+++ Excerpt +++
Fossil Fuels Are 40% of Freight Shipping Tonnage, but Half Its Fuel Use (cleantechnica.com)
53 points by choult 2 hours ago
bryanlarsen 42 minutes ago
The top graph makes it seem much more dramatic than it is.
Maritime shipping is very efficient, and consists of a very small fraction of overall petroleum usage.
Road transportation uses about 20x as much fuel as ocean shipping, planes use about 2x as much, and trains about the same amount.
The typical rule of thumb is that about 40% of the energy in a barrel of petroleum is lost before it goes into your gas tank. And the two big factors are the energy required to do the refining and delivering the fuel from the refinery to the gas station. Shipping the crude from the oil field to the refinery is a factor, but a small one in comparison.
This 40% is the main reason why driving an EV emits less carbon than driving an equivalently sized gas vehicle even if you're topping up that EV with the dirtiest electricity you can find.
P.S. maritime shipping typically uses very dirty fuel. We'll probably notice the reduction in sulfur pollution more than the reduction in CO2.
P.P.S 3% of a very large number is still itself a large number, so it's still worth looking for solutions.
lukevp 3 minutes ago
Why is the EV better? Because electricity transmission is more efficient than gas? What about the losses in the electricity transmission and the batteries and the conversion to motive force in the motor? Is it way less than that 40%? And wouldn’t there be more than 0% losses because refinery -> power plant shipping?
I’m pro EV by the way, I just want to understand your point better. Being able to go all the way to transportation using clean energy is an obvious benefit of EVs. The “dirty electricity” angle is less obvious to me.
mynegation an hour ago
To summarize: 40% of tonnage but 50% of tonnage-kilometres. I thought freight volume would be measured in ton-kilometres in the first place.
braiamp 40 minutes ago
To further give context: the article is saying that most of the fuel transported around is done for long distances, so when something removes fuel use in the consumer side it has a double dip effect: less fuel consumed and less fuel used to transport the fuel, since long fuel supplies route diminish. It's a third order of thinking and that's why it's confusing. The article then argues that reducing that consumption in the buyers side is more effective:
> This is the part that fuel-first narratives tend to miss. In a serious energy transition, coal demand falls, oil demand falls, and gas demand falls. That means fewer bulk carriers and tankers moving fossil energy around the world. The maritime sector does not have to find a one-for-one replacement fuel for all of that work, because a material share of the work should disappear.
I would argue that chipping away at all three sides of the equation reducing the amount of fuel used, the amount of fuel used for transport and transporting things using other that fuel are worth pursuing.
netsharc 2 hours ago
What the hell is this headline and the article trying to say..?
"40% of horse-drawn carriage cargo is hay, but 50% of what we feed horses is hay".
So what?
crazygringo an hour ago
I swear to God, I've read the article twice and I've read the comments replying to your question and I still have no idea.
I think the problem is that, for any given sentence, it is unclear whether the author is talking about the fuel a ship is burning to move its cargo, or fuel that the ship is transporting to a destination.
+++ Dataset extract +++
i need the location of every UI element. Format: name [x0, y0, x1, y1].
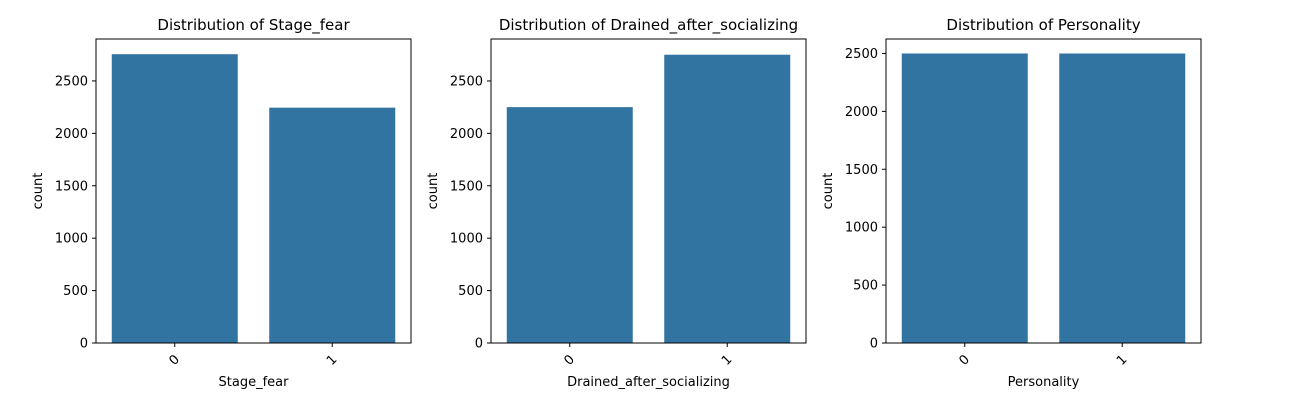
+++
Directive 1:
Edit the shipping-fuel thread, starting at "53 points by" and ending at "you can find.", so that "refinery" reads "processing plant".
Directive 2:
Continue the shipping-fuel thread from the point where it stops.
The listing was taken from a different source than the shipping-fuel thread.

Written response 1:
53 points by choult 2 hours ago
bryanlarsen 42 minutes ago
The top graph makes it seem much more dramatic than it is.
Maritime shipping is very efficient, and consists of a very small fraction of overall petroleum usage.
Road transportation uses about 20x as much fuel as ocean shipping, planes use about 2x as much, and trains about the same amount.
The typical rule of thumb is that about 40% of the energy in a barrel of petroleum is lost before it goes into your gas tank. And the two big factors are the energy required to do the refining and delivering the fuel from the processing plant to the gas station. Shipping the crude from the oil field to the processing plant is a factor, but a small one in comparison.
This 40% is the main reason why driving an EV emits less carbon than driving an equivalently sized gas vehicle even if you're topping up that EV with the dirtiest electricity you can find.

Written response 2:
I do understand that the article is making some kind of distinction between the two, but it is so terribly written that it's just impossible to figure out which one it's talking about at which point. Or at least I certainly don't care to waste my time "solving" the article like it's some kind of linguistic puzzle.
I'm not sure I've ever come across an article that needed an editor to improve its clarity more than this one.
halJordan 2 hours ago
From the fucking article: Fossil fuel cargoes travel long distances in very large flows, so their decline removes more than a proportional share of cargo mass. It removes a larger share of the ocean work and the fuel burned to do that work.
And if I can get on my soapbox. This same problem (carrying fuel to feed the transportation unit) is well studied in medieval England because it was one of the main determinants of where cities and castles were placed (albeit unknowingly at the time). And we see what happened in England when they were able to get out from under feeding oxen.
zahlman an hour ago
> It removes a larger share of the ocean work and the fuel burned to do that work.
Sure, but as long as ratio of fuel moved:fuel used is good enough, people won't care (as demonstrated by historical data). This isn't an argument that leads to change. For those not already convinced of the climate crisis, you'll need to lean on economics.
megaman821 26 minutes ago
idontwantthis an hour ago
https://acoup.blog/2022/07/15/collections-logistics-how-did-...
The Tyranny of the Wagon
bryanlarsen an hour ago
dboreham an hour ago
See also Coals from Newcastle.
penteract an hour ago
It's saying that 40% of the tons of cargo loaded onto ships is fossil fuels, but this makes up about 50% of ton-miles, because fossil fuels travel further on average than other cargo. Not the easiest headline to correctly parse.
gertlex an hour ago
I read this and another half-dozen replies to the parent comment (but not the article, of course...) and was still confused. This comment was the clearest to getting me to understand it.
Example contributors as I presently understand it:
- we transport fossil fuels further around world (i.e. Middle East to the US)
- we transport most other goods some shorter distances
- iron ore transport is "up there" with fossil fuels; high ton-miles of transport.
And of course the cost of transport for a good is a function of distance, a la the rocket equation mentioned in other comments.
And the article is focused on making this point in the context of the effect of reduced demand for fossil fuels and steel (iron ore) on maritime demand. (which is interesting, and totally not what the article title was leading my brain to think about)
Edit: And then I went and actually looked at the figure at the top of the article; guess the real topic is yet a different framing than what I comment on above!
joss82 an hour ago
That is not what I understood from the article. What I understand is:
Fossil fuels are 40% of freight tonnage, but transporting them fuels is responsible for 50% of the total freight fuel consumption.
I assume 99% of freight uses fossil sources as fuel.
mithras an hour ago
So basically a very friendly version of the rocket equation.
joss82 an hour ago
grey-area an hour ago
It’s trying to say what if we didn’t have to haul energy around from place to place but generate it closer to consumption - we could move more useful stuff instead.
pfortuny 2 hours ago
It is so weird that it makes 40% sense of 50% its length.
bestouff 2 hours ago
So 10% is a lot.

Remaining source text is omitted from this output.